(Figure data in JSON)
####################

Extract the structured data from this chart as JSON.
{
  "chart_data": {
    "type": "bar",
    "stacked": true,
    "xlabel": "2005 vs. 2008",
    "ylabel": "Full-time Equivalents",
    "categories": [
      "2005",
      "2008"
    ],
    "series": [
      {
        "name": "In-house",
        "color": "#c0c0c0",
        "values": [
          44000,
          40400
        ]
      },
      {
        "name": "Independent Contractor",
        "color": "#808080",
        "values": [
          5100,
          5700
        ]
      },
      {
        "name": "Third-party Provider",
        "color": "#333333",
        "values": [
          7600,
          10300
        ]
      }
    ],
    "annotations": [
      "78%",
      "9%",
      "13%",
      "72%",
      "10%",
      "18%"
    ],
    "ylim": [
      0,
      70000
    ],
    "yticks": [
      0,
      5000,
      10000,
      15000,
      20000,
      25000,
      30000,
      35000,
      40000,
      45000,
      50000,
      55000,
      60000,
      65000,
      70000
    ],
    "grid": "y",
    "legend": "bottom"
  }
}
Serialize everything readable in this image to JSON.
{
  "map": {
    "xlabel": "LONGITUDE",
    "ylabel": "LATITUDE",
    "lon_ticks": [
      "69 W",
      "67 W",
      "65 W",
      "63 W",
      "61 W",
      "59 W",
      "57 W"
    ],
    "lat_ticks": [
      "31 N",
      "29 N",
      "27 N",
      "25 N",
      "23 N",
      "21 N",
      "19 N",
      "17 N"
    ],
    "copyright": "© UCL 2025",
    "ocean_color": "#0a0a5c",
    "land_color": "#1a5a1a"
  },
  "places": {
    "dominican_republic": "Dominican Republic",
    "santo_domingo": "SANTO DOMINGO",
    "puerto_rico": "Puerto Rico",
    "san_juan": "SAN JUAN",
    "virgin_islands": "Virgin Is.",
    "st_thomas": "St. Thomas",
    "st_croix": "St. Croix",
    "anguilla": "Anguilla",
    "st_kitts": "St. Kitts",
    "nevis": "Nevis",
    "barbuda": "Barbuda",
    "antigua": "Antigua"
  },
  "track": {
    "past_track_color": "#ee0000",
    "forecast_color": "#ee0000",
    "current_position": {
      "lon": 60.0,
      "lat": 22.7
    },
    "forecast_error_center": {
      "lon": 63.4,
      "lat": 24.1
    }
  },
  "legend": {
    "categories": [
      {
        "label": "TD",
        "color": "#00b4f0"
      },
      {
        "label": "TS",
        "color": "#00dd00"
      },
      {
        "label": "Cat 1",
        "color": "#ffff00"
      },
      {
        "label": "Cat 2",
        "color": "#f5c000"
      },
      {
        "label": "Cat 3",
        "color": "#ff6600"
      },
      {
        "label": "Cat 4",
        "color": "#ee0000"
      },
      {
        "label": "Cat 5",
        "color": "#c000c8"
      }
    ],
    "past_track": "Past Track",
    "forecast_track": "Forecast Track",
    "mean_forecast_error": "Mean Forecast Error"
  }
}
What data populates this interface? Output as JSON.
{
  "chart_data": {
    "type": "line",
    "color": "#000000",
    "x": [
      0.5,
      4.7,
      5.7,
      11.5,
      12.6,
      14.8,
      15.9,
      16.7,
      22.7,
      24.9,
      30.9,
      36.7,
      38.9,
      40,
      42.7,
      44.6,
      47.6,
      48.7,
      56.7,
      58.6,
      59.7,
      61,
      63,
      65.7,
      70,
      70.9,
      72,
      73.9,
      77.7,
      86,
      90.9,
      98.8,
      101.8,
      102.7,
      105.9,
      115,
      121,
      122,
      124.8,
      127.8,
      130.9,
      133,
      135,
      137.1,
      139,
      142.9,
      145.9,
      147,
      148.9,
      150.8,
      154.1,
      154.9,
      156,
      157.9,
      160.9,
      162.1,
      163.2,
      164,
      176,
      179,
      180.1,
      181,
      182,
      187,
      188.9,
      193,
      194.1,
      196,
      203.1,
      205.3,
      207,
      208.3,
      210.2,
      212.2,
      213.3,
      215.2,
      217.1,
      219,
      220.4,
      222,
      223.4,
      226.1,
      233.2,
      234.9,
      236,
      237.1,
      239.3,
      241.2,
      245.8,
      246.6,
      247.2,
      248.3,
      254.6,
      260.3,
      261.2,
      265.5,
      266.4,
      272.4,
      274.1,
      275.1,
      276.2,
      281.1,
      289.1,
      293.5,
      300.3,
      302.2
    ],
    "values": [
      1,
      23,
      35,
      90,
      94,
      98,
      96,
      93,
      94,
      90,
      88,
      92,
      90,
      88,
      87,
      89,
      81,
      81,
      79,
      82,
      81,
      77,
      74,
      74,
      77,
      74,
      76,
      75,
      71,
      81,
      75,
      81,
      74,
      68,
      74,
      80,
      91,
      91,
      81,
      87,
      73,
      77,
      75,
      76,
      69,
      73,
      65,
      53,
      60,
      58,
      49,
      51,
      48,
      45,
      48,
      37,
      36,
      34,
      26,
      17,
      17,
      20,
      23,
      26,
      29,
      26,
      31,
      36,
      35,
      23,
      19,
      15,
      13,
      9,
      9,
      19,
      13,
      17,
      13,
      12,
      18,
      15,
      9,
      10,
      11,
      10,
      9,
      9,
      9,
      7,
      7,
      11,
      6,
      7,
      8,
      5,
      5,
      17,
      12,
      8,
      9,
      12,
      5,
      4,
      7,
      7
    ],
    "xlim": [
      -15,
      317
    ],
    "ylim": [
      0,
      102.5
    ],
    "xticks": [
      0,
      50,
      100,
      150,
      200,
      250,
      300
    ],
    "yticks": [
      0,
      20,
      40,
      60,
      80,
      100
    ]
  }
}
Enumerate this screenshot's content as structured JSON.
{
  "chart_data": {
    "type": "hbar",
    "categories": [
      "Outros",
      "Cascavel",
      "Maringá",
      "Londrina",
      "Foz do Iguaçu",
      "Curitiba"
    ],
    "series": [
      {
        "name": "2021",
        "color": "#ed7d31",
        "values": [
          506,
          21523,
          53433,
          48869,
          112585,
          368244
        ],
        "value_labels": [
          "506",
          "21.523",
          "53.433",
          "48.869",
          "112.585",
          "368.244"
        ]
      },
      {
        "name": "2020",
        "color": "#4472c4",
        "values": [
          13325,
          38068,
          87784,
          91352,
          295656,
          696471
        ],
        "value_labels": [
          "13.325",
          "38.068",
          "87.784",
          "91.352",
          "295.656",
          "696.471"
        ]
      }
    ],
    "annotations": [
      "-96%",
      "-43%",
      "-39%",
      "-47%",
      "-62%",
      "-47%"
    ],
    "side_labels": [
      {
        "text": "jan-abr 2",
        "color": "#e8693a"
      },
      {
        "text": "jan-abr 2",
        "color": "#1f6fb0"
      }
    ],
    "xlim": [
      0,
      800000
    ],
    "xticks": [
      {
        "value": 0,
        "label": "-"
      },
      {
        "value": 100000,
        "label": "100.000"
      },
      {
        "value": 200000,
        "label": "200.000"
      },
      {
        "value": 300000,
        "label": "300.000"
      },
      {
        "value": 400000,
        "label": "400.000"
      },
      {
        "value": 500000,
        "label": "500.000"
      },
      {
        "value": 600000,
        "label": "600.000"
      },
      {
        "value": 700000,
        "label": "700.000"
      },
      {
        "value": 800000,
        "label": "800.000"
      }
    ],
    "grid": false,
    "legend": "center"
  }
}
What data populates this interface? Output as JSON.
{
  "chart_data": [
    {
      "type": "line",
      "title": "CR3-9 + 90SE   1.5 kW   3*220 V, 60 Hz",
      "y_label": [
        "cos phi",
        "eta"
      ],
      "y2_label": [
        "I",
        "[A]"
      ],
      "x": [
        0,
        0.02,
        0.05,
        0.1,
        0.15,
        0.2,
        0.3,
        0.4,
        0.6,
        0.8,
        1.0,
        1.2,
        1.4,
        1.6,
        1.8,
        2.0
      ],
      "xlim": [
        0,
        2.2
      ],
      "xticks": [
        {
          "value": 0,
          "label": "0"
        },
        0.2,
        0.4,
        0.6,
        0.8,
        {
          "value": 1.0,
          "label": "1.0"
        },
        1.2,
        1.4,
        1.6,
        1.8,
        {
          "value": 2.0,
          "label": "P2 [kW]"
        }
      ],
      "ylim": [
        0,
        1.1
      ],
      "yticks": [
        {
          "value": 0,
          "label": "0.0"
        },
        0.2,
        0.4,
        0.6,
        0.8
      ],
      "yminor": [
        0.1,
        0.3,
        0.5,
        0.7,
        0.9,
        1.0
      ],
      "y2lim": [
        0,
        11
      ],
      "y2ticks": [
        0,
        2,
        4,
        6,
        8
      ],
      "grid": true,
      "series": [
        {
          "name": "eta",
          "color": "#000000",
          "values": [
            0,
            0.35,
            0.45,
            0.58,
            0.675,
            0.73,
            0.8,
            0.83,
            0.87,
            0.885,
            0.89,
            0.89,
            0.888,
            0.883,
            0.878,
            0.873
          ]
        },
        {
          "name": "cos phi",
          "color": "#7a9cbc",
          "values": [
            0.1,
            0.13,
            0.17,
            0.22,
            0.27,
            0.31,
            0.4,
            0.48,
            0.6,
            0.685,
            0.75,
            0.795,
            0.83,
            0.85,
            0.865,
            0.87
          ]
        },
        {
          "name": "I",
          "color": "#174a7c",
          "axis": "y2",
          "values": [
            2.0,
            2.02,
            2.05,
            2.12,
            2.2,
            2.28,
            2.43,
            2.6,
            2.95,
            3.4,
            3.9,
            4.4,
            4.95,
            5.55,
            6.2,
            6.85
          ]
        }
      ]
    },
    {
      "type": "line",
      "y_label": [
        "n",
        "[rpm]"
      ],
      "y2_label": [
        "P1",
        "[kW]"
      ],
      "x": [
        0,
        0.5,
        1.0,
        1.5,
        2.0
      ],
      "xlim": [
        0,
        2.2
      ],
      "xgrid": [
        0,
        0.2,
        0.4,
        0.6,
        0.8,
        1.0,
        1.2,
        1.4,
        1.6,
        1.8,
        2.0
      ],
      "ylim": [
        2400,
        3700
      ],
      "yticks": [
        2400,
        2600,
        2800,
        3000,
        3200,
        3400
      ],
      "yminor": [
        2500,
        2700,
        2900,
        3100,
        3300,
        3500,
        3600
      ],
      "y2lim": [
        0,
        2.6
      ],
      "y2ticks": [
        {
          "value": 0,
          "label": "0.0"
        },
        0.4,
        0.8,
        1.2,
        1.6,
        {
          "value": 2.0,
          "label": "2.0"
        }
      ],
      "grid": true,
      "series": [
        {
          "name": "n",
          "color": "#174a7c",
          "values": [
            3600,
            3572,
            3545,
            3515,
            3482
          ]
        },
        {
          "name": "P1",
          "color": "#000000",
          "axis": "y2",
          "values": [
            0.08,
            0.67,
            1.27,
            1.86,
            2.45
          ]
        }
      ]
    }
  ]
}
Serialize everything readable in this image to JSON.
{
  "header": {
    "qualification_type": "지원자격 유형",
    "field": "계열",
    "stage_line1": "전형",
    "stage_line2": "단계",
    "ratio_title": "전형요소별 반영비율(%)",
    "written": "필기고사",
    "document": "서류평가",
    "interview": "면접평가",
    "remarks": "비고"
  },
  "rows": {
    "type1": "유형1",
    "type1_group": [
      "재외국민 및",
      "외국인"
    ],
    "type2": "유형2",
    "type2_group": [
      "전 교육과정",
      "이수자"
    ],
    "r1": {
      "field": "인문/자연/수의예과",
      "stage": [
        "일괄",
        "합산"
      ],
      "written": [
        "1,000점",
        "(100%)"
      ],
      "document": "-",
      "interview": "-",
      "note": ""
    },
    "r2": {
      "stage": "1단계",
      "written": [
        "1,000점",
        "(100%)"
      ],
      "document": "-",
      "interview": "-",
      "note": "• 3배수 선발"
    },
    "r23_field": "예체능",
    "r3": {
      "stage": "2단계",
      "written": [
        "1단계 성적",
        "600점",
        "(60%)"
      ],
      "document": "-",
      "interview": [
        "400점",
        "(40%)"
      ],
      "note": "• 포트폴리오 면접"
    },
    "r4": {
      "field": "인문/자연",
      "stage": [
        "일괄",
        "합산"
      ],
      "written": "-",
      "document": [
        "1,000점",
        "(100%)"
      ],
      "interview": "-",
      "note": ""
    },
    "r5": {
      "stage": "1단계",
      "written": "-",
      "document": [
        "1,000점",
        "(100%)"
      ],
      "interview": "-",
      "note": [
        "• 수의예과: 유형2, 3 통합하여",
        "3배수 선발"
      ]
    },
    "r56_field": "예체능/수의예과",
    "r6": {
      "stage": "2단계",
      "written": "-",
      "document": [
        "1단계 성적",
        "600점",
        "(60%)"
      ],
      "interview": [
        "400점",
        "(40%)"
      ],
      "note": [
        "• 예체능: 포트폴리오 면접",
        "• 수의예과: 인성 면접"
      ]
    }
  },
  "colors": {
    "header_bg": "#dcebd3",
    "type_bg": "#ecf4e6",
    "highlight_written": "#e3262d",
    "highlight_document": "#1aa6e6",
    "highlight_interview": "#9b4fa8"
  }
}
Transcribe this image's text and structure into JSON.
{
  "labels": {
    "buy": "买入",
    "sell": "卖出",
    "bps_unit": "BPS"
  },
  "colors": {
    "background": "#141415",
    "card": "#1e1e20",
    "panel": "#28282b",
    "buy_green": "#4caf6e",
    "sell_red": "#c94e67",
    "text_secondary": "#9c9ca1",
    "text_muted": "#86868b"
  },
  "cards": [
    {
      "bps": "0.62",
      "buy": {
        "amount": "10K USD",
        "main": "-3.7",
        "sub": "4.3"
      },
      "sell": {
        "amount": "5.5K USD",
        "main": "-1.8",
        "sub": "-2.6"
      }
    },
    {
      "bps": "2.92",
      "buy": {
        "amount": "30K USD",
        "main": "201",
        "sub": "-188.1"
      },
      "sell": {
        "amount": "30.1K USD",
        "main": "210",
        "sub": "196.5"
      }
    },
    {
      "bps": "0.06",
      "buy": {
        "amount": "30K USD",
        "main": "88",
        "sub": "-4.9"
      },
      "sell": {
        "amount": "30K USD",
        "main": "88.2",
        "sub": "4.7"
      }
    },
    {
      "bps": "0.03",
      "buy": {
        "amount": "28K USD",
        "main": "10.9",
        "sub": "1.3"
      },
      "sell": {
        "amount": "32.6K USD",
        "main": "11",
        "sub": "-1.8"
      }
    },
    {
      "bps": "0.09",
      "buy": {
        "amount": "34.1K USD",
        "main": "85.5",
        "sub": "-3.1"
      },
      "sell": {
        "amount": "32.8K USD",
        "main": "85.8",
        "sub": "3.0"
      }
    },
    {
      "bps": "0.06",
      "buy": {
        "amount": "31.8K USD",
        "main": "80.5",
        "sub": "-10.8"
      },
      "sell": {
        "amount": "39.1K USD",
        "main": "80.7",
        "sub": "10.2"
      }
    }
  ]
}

####################

What needs to be done
Identify every line above with the string "name" in it. Copy those lines.

Response below
        "name": "In-house",
        "name": "Independent Contractor",
        "name": "Third-party Provider",
        "name": "2021",
        "name": "2020",
          "name": "eta",
          "name": "cos phi",
          "name": "I",
          "name": "n",
          "name": "P1",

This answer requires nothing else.